Rewrite the lines of the items below as a Markdown table with the columns "Row" and "Item line," numbering each row and skipping blank lines. Omit the pictures from the table.

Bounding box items
---+---

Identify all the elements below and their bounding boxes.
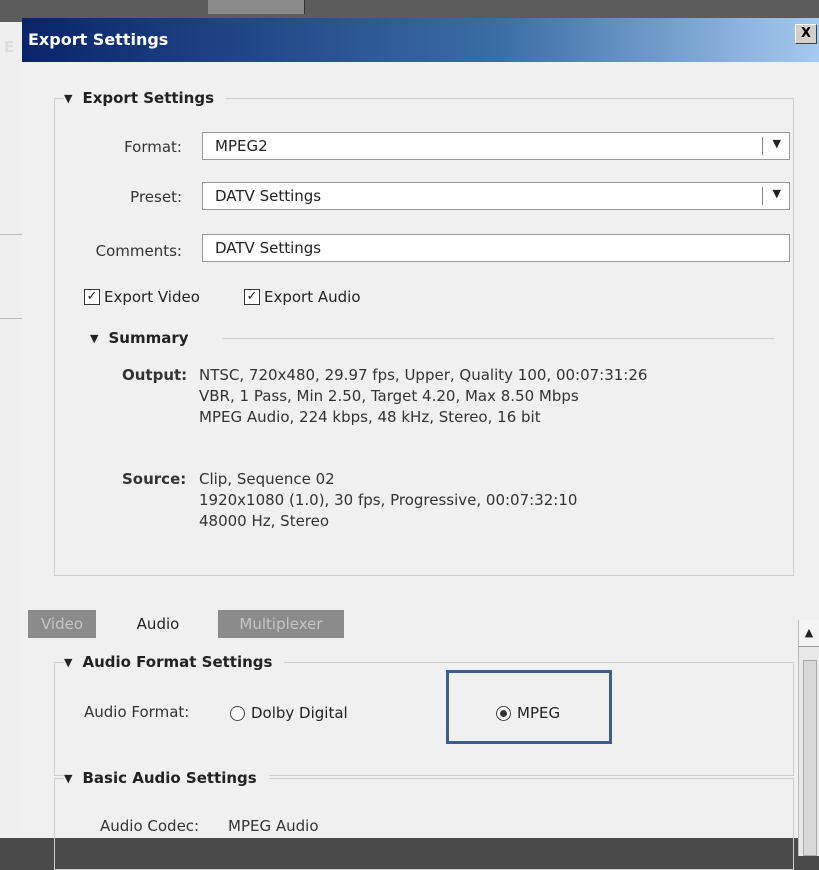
background-thumb	[264, 0, 305, 14]
output-details: NTSC, 720x480, 29.97 fps, Upper, Quality…	[199, 365, 647, 428]
format-value: MPEG2	[215, 137, 268, 155]
title-bar[interactable]: Export Settings X	[22, 18, 819, 62]
audio-format-settings-heading: Audio Format Settings	[82, 653, 273, 671]
source-line: 1920x1080 (1.0), 30 fps, Progressive, 00…	[199, 491, 578, 509]
preset-value: DATV Settings	[215, 187, 322, 205]
checkmark-icon: ✓	[244, 289, 260, 305]
background-divider	[0, 234, 22, 235]
dropdown-arrow-icon: ▼	[772, 187, 781, 200]
collapse-triangle-icon: ▼	[64, 655, 73, 669]
export-video-checkbox[interactable]: ✓ Export Video	[84, 288, 200, 306]
basic-audio-settings-heading: Basic Audio Settings	[82, 769, 257, 787]
dropdown-arrow-icon: ▼	[772, 137, 781, 150]
summary-heading: Summary	[108, 329, 189, 347]
summary-header[interactable]: ▼ Summary	[90, 329, 189, 347]
preset-select[interactable]: DATV Settings ▼	[202, 182, 790, 210]
comments-value: DATV Settings	[215, 239, 322, 257]
highlight-box	[446, 670, 612, 744]
output-line: NTSC, 720x480, 29.97 fps, Upper, Quality…	[199, 366, 648, 384]
export-audio-label: Export Audio	[264, 288, 361, 306]
radio-circle-icon	[230, 705, 245, 721]
scroll-up-arrow-icon[interactable]: ▲	[799, 620, 819, 647]
output-line: MPEG Audio, 224 kbps, 48 kHz, Stereo, 16…	[199, 408, 541, 426]
format-label: Format:	[124, 138, 182, 156]
export-settings-heading: Export Settings	[82, 89, 215, 107]
preset-label: Preset:	[130, 188, 182, 206]
source-details: Clip, Sequence 02 1920x1080 (1.0), 30 fp…	[199, 469, 577, 532]
audio-format-label: Audio Format:	[84, 703, 190, 721]
summary-divider	[222, 338, 774, 339]
basic-audio-settings-header[interactable]: ▼ Basic Audio Settings	[64, 769, 269, 787]
scroll-thumb[interactable]	[803, 660, 817, 856]
collapse-triangle-icon: ▼	[64, 771, 73, 785]
source-line: Clip, Sequence 02	[199, 470, 335, 488]
combo-separator	[762, 137, 763, 155]
vertical-scrollbar[interactable]: ▲	[798, 620, 819, 856]
audio-codec-value: MPEG Audio	[228, 817, 319, 835]
audio-format-settings-header[interactable]: ▼ Audio Format Settings	[64, 653, 285, 671]
tab-video[interactable]: Video	[28, 610, 96, 638]
radio-dolby-digital[interactable]: Dolby Digital	[230, 704, 348, 722]
combo-separator	[762, 187, 763, 205]
audio-codec-label: Audio Codec:	[100, 817, 200, 835]
export-settings-header[interactable]: ▼ Export Settings	[64, 89, 227, 107]
source-line: 48000 Hz, Stereo	[199, 512, 330, 530]
background-panel	[0, 22, 22, 838]
output-line: VBR, 1 Pass, Min 2.50, Target 4.20, Max …	[199, 387, 579, 405]
export-settings-dialog: Export Settings X ▼ Export Settings Form…	[22, 18, 819, 870]
output-label: Output:	[122, 366, 188, 384]
export-video-label: Export Video	[104, 288, 200, 306]
background-partial-text: E	[4, 38, 15, 56]
window-title: Export Settings	[28, 30, 169, 49]
comments-label: Comments:	[95, 242, 182, 260]
collapse-triangle-icon: ▼	[64, 91, 73, 105]
comments-input[interactable]: DATV Settings	[202, 234, 790, 262]
close-button[interactable]: X	[795, 24, 817, 44]
tab-multiplexer[interactable]: Multiplexer	[218, 610, 344, 638]
source-label: Source:	[122, 470, 187, 488]
dolby-digital-label: Dolby Digital	[251, 704, 348, 722]
background-divider	[0, 318, 22, 319]
tab-audio[interactable]: Audio	[110, 610, 206, 638]
collapse-triangle-icon: ▼	[90, 331, 99, 345]
checkmark-icon: ✓	[84, 289, 100, 305]
format-select[interactable]: MPEG2 ▼	[202, 132, 790, 160]
background-thumb	[208, 0, 265, 14]
export-audio-checkbox[interactable]: ✓ Export Audio	[244, 288, 361, 306]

---+---

## Expected answer
| Row | Item line |
|---|---|
| 1 | Identify all the elements below and their bounding boxes. |
| 2 | background-thumb	[264, 0, 305, 14] |
| 3 | output-details: NTSC, 720x480, 29.97 fps, Upper, Quality…	[199, 365, 647, 428] |
| 4 | format-value: MPEG2	[215, 137, 268, 155] |
| 5 | title-bar[interactable]: Export Settings X	[22, 18, 819, 62] |
| 6 | audio-format-settings-heading: Audio Format Settings	[82, 653, 273, 671] |
| 7 | source-line: 1920x1080 (1.0), 30 fps, Progressive, 00…	[199, 491, 578, 509] |
| 8 | preset-value: DATV Settings	[215, 187, 322, 205] |
| 9 | checkmark-icon: ✓	[244, 289, 260, 305] |
| 10 | background-divider	[0, 234, 22, 235] |
| 11 | dropdown-arrow-icon: ▼	[772, 187, 781, 200] |
| 12 | collapse-triangle-icon: ▼	[64, 655, 73, 669] |
| 13 | export-video-checkbox[interactable]: ✓ Export Video	[84, 288, 200, 306] |
| 14 | basic-audio-settings-heading: Basic Audio Settings	[82, 769, 257, 787] |
| 15 | dropdown-arrow-icon: ▼	[772, 137, 781, 150] |
| 16 | summary-heading: Summary	[108, 329, 189, 347] |
| 17 | summary-header[interactable]: ▼ Summary	[90, 329, 189, 347] |
| 18 | preset-select[interactable]: DATV Settings ▼	[202, 182, 790, 210] |
| 19 | comments-value: DATV Settings	[215, 239, 322, 257] |
| 20 | highlight-box	[446, 670, 612, 744] |
| 21 | output-line: NTSC, 720x480, 29.97 fps, Upper, Quality…	[199, 366, 648, 384] |
| 22 | export-audio-label: Export Audio	[264, 288, 361, 306] |
| 23 | radio-circle-icon	[230, 705, 245, 721] |
| 24 | scroll-up-arrow-icon[interactable]: ▲	[799, 620, 819, 647] |
| 25 | output-line: MPEG Audio, 224 kbps, 48 kHz, Stereo, 16…	[199, 408, 541, 426] |
| 26 | format-label: Format:	[124, 138, 182, 156] |
| 27 | export-settings-heading: Export Settings	[82, 89, 215, 107] |
| 28 | preset-label: Preset:	[130, 188, 182, 206] |
| 29 | source-details: Clip, Sequence 02 1920x1080 (1.0), 30 fp…	[199, 469, 577, 532] |
| 30 | audio-format-label: Audio Format:	[84, 703, 190, 721] |
| 31 | summary-divider	[222, 338, 774, 339] |
| 32 | basic-audio-settings-header[interactable]: ▼ Basic Audio Settings	[64, 769, 269, 787] |
| 33 | scroll-thumb[interactable]	[803, 660, 817, 856] |
| 34 | collapse-triangle-icon: ▼	[64, 771, 73, 785] |
| 35 | source-line: Clip, Sequence 02	[199, 470, 335, 488] |
| 36 | combo-separator	[762, 137, 763, 155] |
| 37 | vertical-scrollbar[interactable]: ▲	[798, 620, 819, 856] |
| 38 | audio-codec-value: MPEG Audio	[228, 817, 319, 835] |
| 39 | audio-format-settings-header[interactable]: ▼ Audio Format Settings	[64, 653, 285, 671] |
| 40 | tab-video[interactable]: Video	[28, 610, 96, 638] |
| 41 | radio-dolby-digital[interactable]: Dolby Digital	[230, 704, 348, 722] |
| 42 | combo-separator	[762, 187, 763, 205] |
| 43 | audio-codec-label: Audio Codec:	[100, 817, 200, 835] |
| 44 | export-settings-header[interactable]: ▼ Export Settings	[64, 89, 227, 107] |
| 45 | source-line: 48000 Hz, Stereo	[199, 512, 330, 530] |
| 46 | background-panel	[0, 22, 22, 838] |
| 47 | output-line: VBR, 1 Pass, Min 2.50, Target 4.20, Max …	[199, 387, 579, 405] |
| 48 | export-settings-dialog: Export Settings X ▼ Export Settings Form…	[22, 18, 819, 870] |
| 49 | output-label: Output:	[122, 366, 188, 384] |
| 50 | export-video-label: Export Video	[104, 288, 200, 306] |
| 51 | background-partial-text: E	[4, 38, 15, 56] |
| 52 | window-title: Export Settings	[28, 30, 169, 49] |
| 53 | comments-label: Comments:	[95, 242, 182, 260] |
| 54 | collapse-triangle-icon: ▼	[64, 91, 73, 105] |
| 55 | comments-input[interactable]: DATV Settings	[202, 234, 790, 262] |
| 56 | close-button[interactable]: X	[795, 24, 817, 44] |
| 57 | tab-multiplexer[interactable]: Multiplexer	[218, 610, 344, 638] |
| 58 | source-label: Source:	[122, 470, 187, 488] |
| 59 | dolby-digital-label: Dolby Digital	[251, 704, 348, 722] |
| 60 | background-divider	[0, 318, 22, 319] |
| 61 | tab-audio[interactable]: Audio	[110, 610, 206, 638] |
| 62 | collapse-triangle-icon: ▼	[90, 331, 99, 345] |
| 63 | checkmark-icon: ✓	[84, 289, 100, 305] |
| 64 | format-select[interactable]: MPEG2 ▼	[202, 132, 790, 160] |
| 65 | background-thumb	[208, 0, 265, 14] |
| 66 | export-audio-checkbox[interactable]: ✓ Export Audio	[244, 288, 361, 306] |